Directions:
Retype the film review word for word, from "There's also the" up to and including "also involved in).".

Passage for review:
▼

Gibney gets a number of Spitzer's cronies and foes as well as journalist and producer Peter Elkind, whose book "Rough Justice: The Rise and Fall of Eliot Spitzer" this film is based on, to also sit down to relay their stories.

One of the most lively interview subjects is Cecil Suwal - the co-owner of the Emperor's Club VIP escort service. Her giggly demeanor helps lighten the mood of this somberly told tale saying such things as: "Okay, the governor of New York is using our service, how bad can what we're doing be? Right?"

There's also the interesting case of the prostitute, called "Angela" here, who Spitzer employed many times who refused to go on camera or have her voice used so an actress (Wrenn Schmidt) performs the words of the woman's interview with Gibney.

The film is overlong and the tabloid nature of Spitzer's scandal has been well covered so there's not really anything amounting to a surprising revelation here, but "Client 9" is a solid and extremely thorough documentary in the ranks of Charles Ferguson's also intensely researched INSIDE JOB (which Spitzer was also involved in).

▲

(Document layout detection entries)
▼

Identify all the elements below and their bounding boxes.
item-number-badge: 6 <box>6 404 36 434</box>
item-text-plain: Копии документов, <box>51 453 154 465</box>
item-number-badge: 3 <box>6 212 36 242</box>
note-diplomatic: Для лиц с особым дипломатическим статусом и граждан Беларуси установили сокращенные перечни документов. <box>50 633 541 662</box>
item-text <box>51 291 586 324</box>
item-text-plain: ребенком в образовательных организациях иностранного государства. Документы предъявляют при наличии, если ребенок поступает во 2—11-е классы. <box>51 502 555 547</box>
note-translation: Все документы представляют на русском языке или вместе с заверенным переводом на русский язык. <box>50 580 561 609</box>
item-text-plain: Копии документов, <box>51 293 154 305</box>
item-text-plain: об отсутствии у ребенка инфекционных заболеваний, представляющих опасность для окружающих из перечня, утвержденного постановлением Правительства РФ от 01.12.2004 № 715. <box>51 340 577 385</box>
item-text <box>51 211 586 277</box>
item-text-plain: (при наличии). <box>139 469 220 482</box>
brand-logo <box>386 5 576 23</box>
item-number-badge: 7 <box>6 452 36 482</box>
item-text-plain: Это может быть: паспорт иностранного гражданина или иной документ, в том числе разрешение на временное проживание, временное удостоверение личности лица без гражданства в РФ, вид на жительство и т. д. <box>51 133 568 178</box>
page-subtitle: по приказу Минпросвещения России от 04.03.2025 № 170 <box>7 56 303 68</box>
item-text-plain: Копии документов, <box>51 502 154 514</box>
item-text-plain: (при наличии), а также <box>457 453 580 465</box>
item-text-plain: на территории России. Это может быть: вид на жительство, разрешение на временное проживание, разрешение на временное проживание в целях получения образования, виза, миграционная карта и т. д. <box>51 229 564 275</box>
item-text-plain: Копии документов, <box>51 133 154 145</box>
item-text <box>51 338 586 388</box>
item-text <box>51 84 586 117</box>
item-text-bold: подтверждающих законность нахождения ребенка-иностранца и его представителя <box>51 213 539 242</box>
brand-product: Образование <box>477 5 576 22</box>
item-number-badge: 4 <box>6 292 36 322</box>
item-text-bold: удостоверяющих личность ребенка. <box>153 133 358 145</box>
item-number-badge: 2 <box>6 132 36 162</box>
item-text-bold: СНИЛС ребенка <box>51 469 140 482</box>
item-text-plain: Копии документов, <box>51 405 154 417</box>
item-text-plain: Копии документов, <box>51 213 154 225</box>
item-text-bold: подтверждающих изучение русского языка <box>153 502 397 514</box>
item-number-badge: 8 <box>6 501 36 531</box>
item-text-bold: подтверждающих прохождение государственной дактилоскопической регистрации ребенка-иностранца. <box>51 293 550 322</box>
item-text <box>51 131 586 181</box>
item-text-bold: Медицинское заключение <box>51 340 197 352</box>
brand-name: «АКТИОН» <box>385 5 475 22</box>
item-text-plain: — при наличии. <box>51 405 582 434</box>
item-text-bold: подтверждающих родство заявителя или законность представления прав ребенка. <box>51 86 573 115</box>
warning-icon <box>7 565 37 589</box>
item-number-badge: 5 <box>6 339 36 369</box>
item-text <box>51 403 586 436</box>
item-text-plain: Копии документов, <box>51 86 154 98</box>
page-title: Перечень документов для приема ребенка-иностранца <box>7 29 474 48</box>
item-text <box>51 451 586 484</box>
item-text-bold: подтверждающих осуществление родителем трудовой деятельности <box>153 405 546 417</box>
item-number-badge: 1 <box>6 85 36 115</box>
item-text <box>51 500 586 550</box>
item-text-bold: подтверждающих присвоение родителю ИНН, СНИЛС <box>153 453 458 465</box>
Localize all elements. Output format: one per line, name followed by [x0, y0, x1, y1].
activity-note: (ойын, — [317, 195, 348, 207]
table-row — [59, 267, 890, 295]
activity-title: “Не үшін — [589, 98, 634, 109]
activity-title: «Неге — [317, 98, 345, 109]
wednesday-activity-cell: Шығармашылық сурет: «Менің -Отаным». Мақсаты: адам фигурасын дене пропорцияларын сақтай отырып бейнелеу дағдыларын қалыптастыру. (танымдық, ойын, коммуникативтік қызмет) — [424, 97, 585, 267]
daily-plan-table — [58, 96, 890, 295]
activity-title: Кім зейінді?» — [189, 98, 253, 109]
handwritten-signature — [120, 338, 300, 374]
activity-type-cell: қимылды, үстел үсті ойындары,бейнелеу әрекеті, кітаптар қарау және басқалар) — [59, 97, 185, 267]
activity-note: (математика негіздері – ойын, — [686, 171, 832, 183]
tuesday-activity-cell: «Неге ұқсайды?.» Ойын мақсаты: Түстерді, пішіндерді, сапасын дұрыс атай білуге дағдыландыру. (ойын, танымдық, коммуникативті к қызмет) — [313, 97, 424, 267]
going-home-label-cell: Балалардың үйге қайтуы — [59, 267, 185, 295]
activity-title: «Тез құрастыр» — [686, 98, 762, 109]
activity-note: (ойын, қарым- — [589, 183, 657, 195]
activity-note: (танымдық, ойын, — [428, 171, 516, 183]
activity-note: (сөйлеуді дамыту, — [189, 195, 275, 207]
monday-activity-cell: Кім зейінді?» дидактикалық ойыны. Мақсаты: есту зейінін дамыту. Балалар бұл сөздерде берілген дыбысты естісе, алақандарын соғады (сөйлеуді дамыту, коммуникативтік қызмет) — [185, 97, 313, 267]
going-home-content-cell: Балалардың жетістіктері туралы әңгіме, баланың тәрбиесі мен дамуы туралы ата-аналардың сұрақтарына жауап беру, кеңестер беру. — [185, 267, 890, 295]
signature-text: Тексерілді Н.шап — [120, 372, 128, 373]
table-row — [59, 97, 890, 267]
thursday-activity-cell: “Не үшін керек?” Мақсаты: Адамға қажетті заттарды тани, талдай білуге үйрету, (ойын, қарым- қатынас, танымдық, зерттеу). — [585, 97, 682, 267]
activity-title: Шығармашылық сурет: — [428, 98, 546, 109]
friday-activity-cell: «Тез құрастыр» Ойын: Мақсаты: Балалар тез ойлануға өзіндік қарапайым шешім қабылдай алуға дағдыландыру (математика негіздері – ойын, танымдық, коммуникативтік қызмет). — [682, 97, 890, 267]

▲

Answer for the task:
There's also the interesting case of the prostitute, called "Angela" here, who Spitzer employed many times who refused to go on camera or have her voice used so an actress (Wrenn Schmidt) performs the words of the woman's interview with Gibney.

The film is overlong and the tabloid nature of Spitzer's scandal has been well covered so there's not really anything amounting to a surprising revelation here, but "Client 9" is a solid and extremely thorough documentary in the ranks of Charles Ferguson's also intensely researched INSIDE JOB (which Spitzer was also involved in).